Extracted data entries:
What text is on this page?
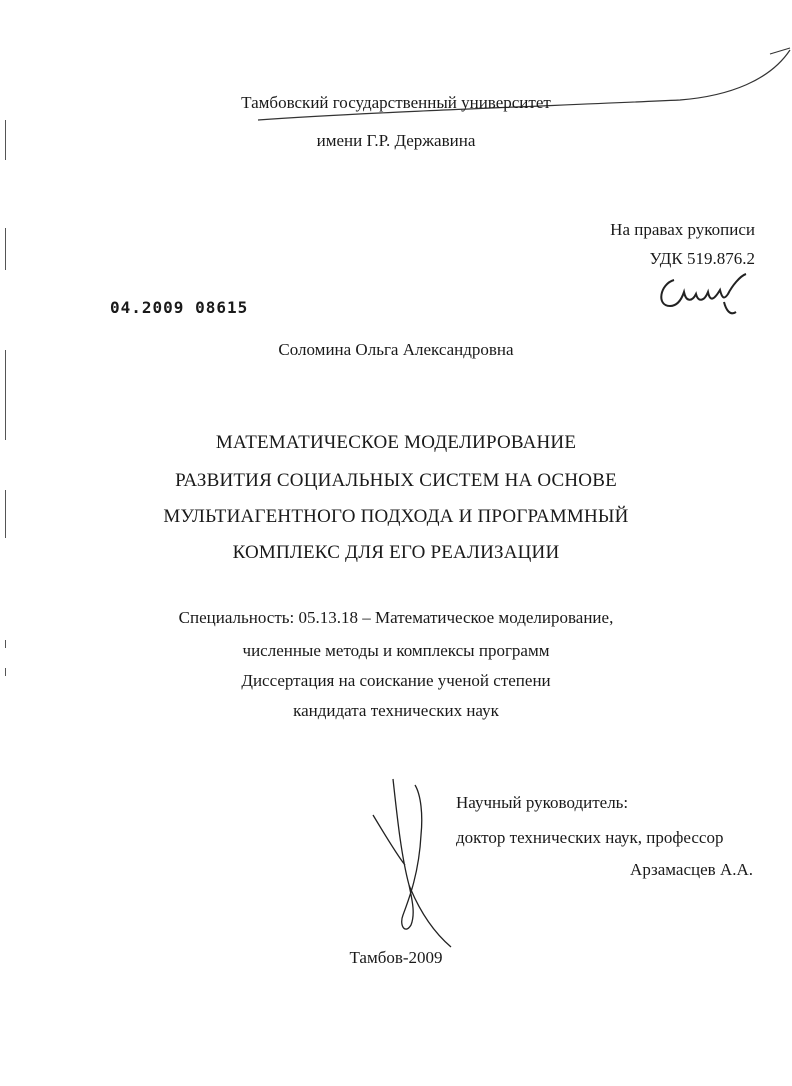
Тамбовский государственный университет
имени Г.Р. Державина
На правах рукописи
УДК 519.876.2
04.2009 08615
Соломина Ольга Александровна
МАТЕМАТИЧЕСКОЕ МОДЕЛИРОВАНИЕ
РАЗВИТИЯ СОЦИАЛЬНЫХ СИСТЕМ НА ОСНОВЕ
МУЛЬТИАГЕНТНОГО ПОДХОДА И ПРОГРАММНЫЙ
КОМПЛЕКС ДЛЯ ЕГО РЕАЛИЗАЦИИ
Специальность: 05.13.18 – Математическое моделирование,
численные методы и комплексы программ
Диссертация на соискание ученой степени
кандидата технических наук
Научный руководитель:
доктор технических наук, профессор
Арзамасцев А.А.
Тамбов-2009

Set problem:
Output every entry word for word, but omit the pictures.

Task result:
What text is on this page?
Тамбовский государственный университет
имени Г.Р. Державина
На правах рукописи
УДК 519.876.2
04.2009 08615
Соломина Ольга Александровна
МАТЕМАТИЧЕСКОЕ МОДЕЛИРОВАНИЕ
РАЗВИТИЯ СОЦИАЛЬНЫХ СИСТЕМ НА ОСНОВЕ
МУЛЬТИАГЕНТНОГО ПОДХОДА И ПРОГРАММНЫЙ
КОМПЛЕКС ДЛЯ ЕГО РЕАЛИЗАЦИИ
Специальность: 05.13.18 – Математическое моделирование,
численные методы и комплексы программ
Диссертация на соискание ученой степени
кандидата технических наук
Научный руководитель:
доктор технических наук, профессор
Арзамасцев А.А.
Тамбов-2009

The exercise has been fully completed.